Short problem: Print, please, the line that contains "Extract the structured" and each line after it to the end of the entries, unchanged and with nothing else.

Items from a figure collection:
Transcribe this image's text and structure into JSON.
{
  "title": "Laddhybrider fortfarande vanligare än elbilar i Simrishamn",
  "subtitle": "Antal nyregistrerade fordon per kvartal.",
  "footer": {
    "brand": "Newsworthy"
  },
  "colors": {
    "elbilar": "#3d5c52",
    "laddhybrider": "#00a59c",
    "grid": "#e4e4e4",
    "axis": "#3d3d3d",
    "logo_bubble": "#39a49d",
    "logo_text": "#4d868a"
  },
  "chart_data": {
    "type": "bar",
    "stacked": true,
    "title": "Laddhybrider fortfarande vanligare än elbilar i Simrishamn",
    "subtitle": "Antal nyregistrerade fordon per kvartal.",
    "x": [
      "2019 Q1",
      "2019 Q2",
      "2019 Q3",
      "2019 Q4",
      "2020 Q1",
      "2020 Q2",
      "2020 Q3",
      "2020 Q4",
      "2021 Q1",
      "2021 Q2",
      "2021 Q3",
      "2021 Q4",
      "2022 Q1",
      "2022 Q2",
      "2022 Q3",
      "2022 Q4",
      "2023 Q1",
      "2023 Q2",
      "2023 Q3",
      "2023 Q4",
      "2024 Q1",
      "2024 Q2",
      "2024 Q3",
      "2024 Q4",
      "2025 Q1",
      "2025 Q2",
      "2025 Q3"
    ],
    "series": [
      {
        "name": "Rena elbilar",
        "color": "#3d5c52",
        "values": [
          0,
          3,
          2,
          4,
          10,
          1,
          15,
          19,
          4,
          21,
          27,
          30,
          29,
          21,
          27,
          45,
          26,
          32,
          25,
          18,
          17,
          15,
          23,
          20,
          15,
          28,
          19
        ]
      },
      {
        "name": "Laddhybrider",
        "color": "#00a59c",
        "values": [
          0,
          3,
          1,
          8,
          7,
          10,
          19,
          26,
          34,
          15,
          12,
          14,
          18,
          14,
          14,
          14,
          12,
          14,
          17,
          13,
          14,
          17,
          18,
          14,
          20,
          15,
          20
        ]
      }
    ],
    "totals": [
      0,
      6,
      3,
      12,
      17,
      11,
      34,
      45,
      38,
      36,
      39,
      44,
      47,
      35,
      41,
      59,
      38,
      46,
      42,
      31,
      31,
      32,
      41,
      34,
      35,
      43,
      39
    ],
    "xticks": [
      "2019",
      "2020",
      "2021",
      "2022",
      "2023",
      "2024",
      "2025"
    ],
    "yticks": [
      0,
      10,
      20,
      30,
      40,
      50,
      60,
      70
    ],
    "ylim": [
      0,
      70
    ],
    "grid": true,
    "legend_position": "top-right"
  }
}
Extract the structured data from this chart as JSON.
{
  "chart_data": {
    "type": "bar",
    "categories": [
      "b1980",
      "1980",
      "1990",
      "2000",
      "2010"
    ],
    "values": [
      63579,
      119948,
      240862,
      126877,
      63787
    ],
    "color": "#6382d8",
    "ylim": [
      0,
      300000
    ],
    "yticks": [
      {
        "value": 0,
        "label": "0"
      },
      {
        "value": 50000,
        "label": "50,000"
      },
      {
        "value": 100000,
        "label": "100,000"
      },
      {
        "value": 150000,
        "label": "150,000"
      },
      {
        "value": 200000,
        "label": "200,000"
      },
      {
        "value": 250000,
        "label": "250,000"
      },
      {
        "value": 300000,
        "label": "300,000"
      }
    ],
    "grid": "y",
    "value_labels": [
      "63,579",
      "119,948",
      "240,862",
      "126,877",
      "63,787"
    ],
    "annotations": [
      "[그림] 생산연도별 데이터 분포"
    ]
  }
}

Solution:
Extract the structured data from this chart as JSON.
{
  "chart_data": {
    "type": "bar",
    "categories": [
      "b1980",
      "1980",
      "1990",
      "2000",
      "2010"
    ],
    "values": [
      63579,
      119948,
      240862,
      126877,
      63787
    ],
    "color": "#6382d8",
    "ylim": [
      0,
      300000
    ],
    "yticks": [
      {
        "value": 0,
        "label": "0"
      },
      {
        "value": 50000,
        "label": "50,000"
      },
      {
        "value": 100000,
        "label": "100,000"
      },
      {
        "value": 150000,
        "label": "150,000"
      },
      {
        "value": 200000,
        "label": "200,000"
      },
      {
        "value": 250000,
        "label": "250,000"
      },
      {
        "value": 300000,
        "label": "300,000"
      }
    ],
    "grid": "y",
    "value_labels": [
      "63,579",
      "119,948",
      "240,862",
      "126,877",
      "63,787"
    ],
    "annotations": [
      "[그림] 생산연도별 데이터 분포"
    ]
  }
}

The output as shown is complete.